[Stored entries]
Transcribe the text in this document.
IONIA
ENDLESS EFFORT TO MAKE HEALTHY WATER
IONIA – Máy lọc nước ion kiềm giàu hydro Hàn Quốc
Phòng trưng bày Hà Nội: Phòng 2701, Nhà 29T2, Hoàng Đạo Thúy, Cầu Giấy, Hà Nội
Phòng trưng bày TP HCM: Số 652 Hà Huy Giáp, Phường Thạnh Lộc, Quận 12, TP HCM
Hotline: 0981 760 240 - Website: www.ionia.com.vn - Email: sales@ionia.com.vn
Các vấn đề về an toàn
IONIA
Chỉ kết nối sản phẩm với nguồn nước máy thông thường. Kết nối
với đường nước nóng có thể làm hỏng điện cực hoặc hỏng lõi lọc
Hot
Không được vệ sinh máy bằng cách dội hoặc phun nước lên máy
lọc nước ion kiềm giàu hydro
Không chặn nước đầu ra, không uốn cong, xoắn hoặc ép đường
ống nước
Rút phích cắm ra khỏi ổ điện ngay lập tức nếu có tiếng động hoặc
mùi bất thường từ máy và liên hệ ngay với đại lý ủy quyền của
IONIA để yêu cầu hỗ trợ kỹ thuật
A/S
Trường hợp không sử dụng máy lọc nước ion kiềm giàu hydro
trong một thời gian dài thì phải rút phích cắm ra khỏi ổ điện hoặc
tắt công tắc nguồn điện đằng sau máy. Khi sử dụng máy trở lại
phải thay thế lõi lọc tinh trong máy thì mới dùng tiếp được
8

SHORT EXERCISE: Transcribe the whole listing with nothing added or left out.

RESPONSE TO THIS EXERCISE:
Transcribe the text in this document.
IONIA
ENDLESS EFFORT TO MAKE HEALTHY WATER
IONIA – Máy lọc nước ion kiềm giàu hydro Hàn Quốc
Phòng trưng bày Hà Nội: Phòng 2701, Nhà 29T2, Hoàng Đạo Thúy, Cầu Giấy, Hà Nội
Phòng trưng bày TP HCM: Số 652 Hà Huy Giáp, Phường Thạnh Lộc, Quận 12, TP HCM
Hotline: 0981 760 240 - Website: www.ionia.com.vn - Email: sales@ionia.com.vn
Các vấn đề về an toàn
IONIA
Chỉ kết nối sản phẩm với nguồn nước máy thông thường. Kết nối
với đường nước nóng có thể làm hỏng điện cực hoặc hỏng lõi lọc
Hot
Không được vệ sinh máy bằng cách dội hoặc phun nước lên máy
lọc nước ion kiềm giàu hydro
Không chặn nước đầu ra, không uốn cong, xoắn hoặc ép đường
ống nước
Rút phích cắm ra khỏi ổ điện ngay lập tức nếu có tiếng động hoặc
mùi bất thường từ máy và liên hệ ngay với đại lý ủy quyền của
IONIA để yêu cầu hỗ trợ kỹ thuật
A/S
Trường hợp không sử dụng máy lọc nước ion kiềm giàu hydro
trong một thời gian dài thì phải rút phích cắm ra khỏi ổ điện hoặc
tắt công tắc nguồn điện đằng sau máy. Khi sử dụng máy trở lại
phải thay thế lõi lọc tinh trong máy thì mới dùng tiếp được
8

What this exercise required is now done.